*Task statement:* Every record must be written out once more, with nothing added or omitted.
* BEGIN Records shown *
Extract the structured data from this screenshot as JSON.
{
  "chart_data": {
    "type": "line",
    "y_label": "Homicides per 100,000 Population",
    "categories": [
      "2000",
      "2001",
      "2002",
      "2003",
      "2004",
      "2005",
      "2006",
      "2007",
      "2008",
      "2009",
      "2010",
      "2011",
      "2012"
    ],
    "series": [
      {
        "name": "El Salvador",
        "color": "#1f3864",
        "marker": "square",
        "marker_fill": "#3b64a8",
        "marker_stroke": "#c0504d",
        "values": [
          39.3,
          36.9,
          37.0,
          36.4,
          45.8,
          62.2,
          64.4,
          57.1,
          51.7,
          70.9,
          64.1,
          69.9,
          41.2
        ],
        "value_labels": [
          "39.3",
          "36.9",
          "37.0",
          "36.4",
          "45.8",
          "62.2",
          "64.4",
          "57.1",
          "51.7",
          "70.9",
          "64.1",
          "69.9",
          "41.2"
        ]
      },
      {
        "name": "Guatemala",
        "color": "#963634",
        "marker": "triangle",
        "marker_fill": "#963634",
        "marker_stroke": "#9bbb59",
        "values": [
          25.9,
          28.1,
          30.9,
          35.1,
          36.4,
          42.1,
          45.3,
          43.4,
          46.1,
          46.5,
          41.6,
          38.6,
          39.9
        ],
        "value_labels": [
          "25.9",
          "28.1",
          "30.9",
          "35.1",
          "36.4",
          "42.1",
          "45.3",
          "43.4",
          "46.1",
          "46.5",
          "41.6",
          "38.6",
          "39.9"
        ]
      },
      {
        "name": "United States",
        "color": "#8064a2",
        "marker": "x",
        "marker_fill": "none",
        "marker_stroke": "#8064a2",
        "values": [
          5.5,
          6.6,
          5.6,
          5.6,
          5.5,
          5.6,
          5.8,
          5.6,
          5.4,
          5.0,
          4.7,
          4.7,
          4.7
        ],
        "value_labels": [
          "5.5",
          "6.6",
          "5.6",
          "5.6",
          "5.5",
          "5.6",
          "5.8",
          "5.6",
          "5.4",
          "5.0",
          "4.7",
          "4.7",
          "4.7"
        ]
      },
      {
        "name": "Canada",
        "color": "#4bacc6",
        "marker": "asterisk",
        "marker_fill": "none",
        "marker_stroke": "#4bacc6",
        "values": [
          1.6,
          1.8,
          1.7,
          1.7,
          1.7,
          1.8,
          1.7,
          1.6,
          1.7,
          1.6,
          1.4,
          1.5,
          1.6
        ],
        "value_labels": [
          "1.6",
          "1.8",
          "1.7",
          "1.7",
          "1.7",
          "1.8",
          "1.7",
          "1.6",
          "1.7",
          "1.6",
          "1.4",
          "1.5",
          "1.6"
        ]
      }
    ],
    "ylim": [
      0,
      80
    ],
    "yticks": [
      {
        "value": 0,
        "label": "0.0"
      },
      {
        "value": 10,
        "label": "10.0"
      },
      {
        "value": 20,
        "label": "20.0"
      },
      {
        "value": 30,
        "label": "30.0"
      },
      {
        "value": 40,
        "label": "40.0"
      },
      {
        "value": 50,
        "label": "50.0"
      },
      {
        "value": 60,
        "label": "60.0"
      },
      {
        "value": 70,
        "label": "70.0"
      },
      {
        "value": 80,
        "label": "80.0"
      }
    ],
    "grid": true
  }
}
* END Records shown *
*Correct answer:*
Extract the structured data from this screenshot as JSON.
{
  "chart_data": {
    "type": "line",
    "y_label": "Homicides per 100,000 Population",
    "categories": [
      "2000",
      "2001",
      "2002",
      "2003",
      "2004",
      "2005",
      "2006",
      "2007",
      "2008",
      "2009",
      "2010",
      "2011",
      "2012"
    ],
    "series": [
      {
        "name": "El Salvador",
        "color": "#1f3864",
        "marker": "square",
        "marker_fill": "#3b64a8",
        "marker_stroke": "#c0504d",
        "values": [
          39.3,
          36.9,
          37.0,
          36.4,
          45.8,
          62.2,
          64.4,
          57.1,
          51.7,
          70.9,
          64.1,
          69.9,
          41.2
        ],
        "value_labels": [
          "39.3",
          "36.9",
          "37.0",
          "36.4",
          "45.8",
          "62.2",
          "64.4",
          "57.1",
          "51.7",
          "70.9",
          "64.1",
          "69.9",
          "41.2"
        ]
      },
      {
        "name": "Guatemala",
        "color": "#963634",
        "marker": "triangle",
        "marker_fill": "#963634",
        "marker_stroke": "#9bbb59",
        "values": [
          25.9,
          28.1,
          30.9,
          35.1,
          36.4,
          42.1,
          45.3,
          43.4,
          46.1,
          46.5,
          41.6,
          38.6,
          39.9
        ],
        "value_labels": [
          "25.9",
          "28.1",
          "30.9",
          "35.1",
          "36.4",
          "42.1",
          "45.3",
          "43.4",
          "46.1",
          "46.5",
          "41.6",
          "38.6",
          "39.9"
        ]
      },
      {
        "name": "United States",
        "color": "#8064a2",
        "marker": "x",
        "marker_fill": "none",
        "marker_stroke": "#8064a2",
        "values": [
          5.5,
          6.6,
          5.6,
          5.6,
          5.5,
          5.6,
          5.8,
          5.6,
          5.4,
          5.0,
          4.7,
          4.7,
          4.7
        ],
        "value_labels": [
          "5.5",
          "6.6",
          "5.6",
          "5.6",
          "5.5",
          "5.6",
          "5.8",
          "5.6",
          "5.4",
          "5.0",
          "4.7",
          "4.7",
          "4.7"
        ]
      },
      {
        "name": "Canada",
        "color": "#4bacc6",
        "marker": "asterisk",
        "marker_fill": "none",
        "marker_stroke": "#4bacc6",
        "values": [
          1.6,
          1.8,
          1.7,
          1.7,
          1.7,
          1.8,
          1.7,
          1.6,
          1.7,
          1.6,
          1.4,
          1.5,
          1.6
        ],
        "value_labels": [
          "1.6",
          "1.8",
          "1.7",
          "1.7",
          "1.7",
          "1.8",
          "1.7",
          "1.6",
          "1.7",
          "1.6",
          "1.4",
          "1.5",
          "1.6"
        ]
      }
    ],
    "ylim": [
      0,
      80
    ],
    "yticks": [
      {
        "value": 0,
        "label": "0.0"
      },
      {
        "value": 10,
        "label": "10.0"
      },
      {
        "value": 20,
        "label": "20.0"
      },
      {
        "value": 30,
        "label": "30.0"
      },
      {
        "value": 40,
        "label": "40.0"
      },
      {
        "value": 50,
        "label": "50.0"
      },
      {
        "value": 60,
        "label": "60.0"
      },
      {
        "value": 70,
        "label": "70.0"
      },
      {
        "value": 80,
        "label": "80.0"
      }
    ],
    "grid": true
  }
}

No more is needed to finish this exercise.